→ **Given exercise**: Report how many lines of these entries hold the string "ニオイ対策"; reply with the number alone.
***** Input rows *****
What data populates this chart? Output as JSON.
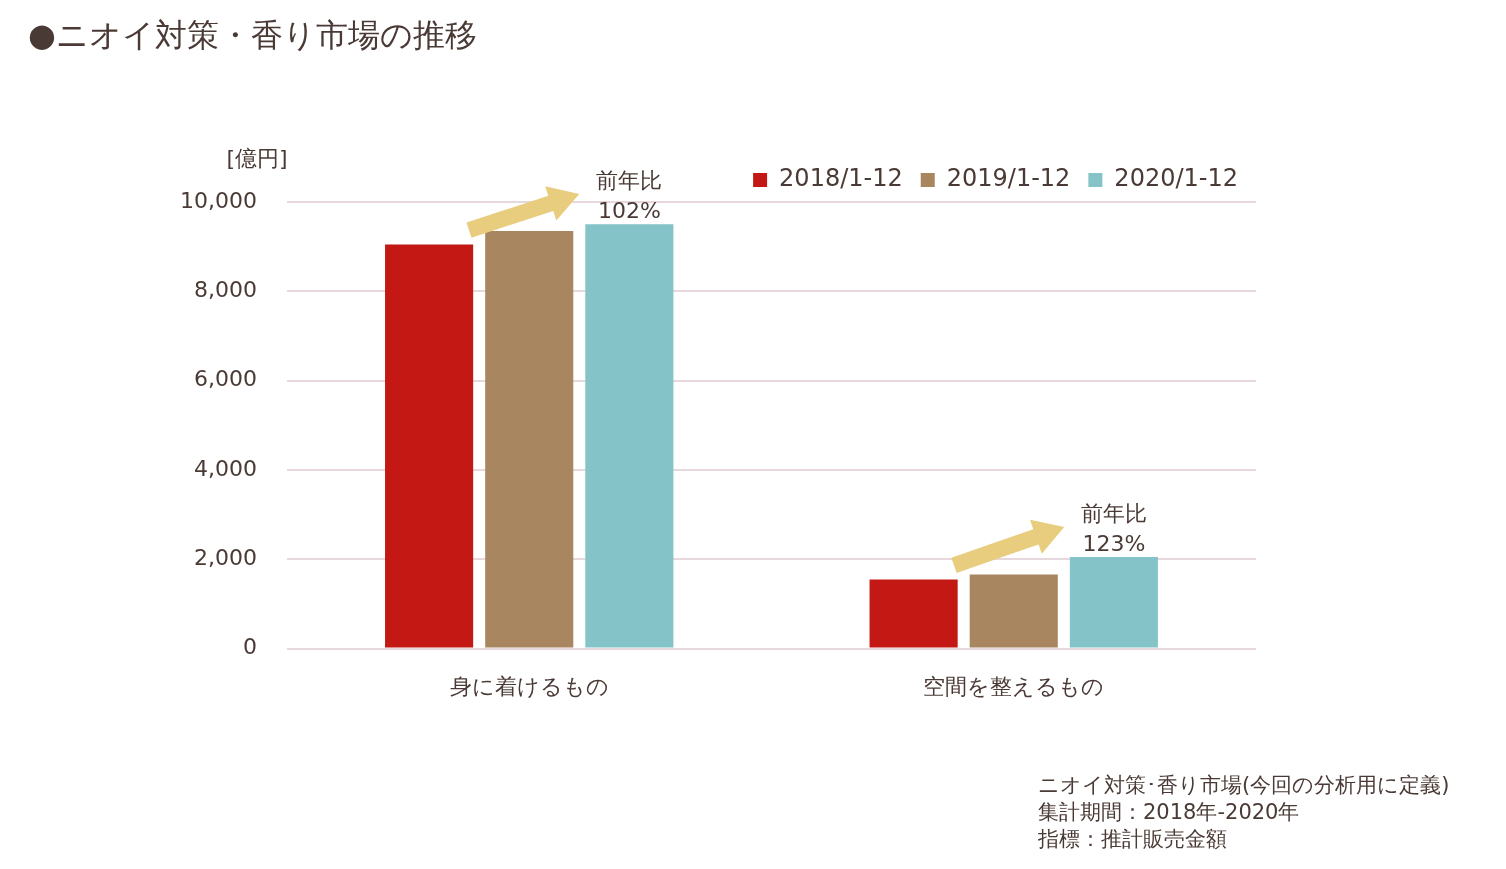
{
  "chart_data": {
    "type": "bar",
    "title": "●ニオイ対策・香り市場の推移",
    "ylabel": "[億円]",
    "categories": [
      "身に着けるもの",
      "空間を整えるもの"
    ],
    "series": [
      {
        "name": "2018/1-12",
        "color": "#c41814",
        "values": [
          9050,
          1550
        ]
      },
      {
        "name": "2019/1-12",
        "color": "#a88660",
        "values": [
          9350,
          1660
        ]
      },
      {
        "name": "2020/1-12",
        "color": "#84c3c7",
        "values": [
          9500,
          2050
        ]
      }
    ],
    "ylim": [
      0,
      10000
    ],
    "yticks": [
      {
        "value": 0,
        "label": "0"
      },
      {
        "value": 2000,
        "label": "2,000"
      },
      {
        "value": 4000,
        "label": "4,000"
      },
      {
        "value": 6000,
        "label": "6,000"
      },
      {
        "value": 8000,
        "label": "8,000"
      },
      {
        "value": 10000,
        "label": "10,000"
      }
    ],
    "grid": "y",
    "legend": "top right",
    "annotations": [
      "前年比\n102%",
      "前年比\n123%",
      "ニオイ対策･香り市場(今回の分析用に定義)",
      "集計期間：2018年-2020年",
      "指標：推計販売金額"
    ]
  }
}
*****
→ **Reply to the exercise**: 2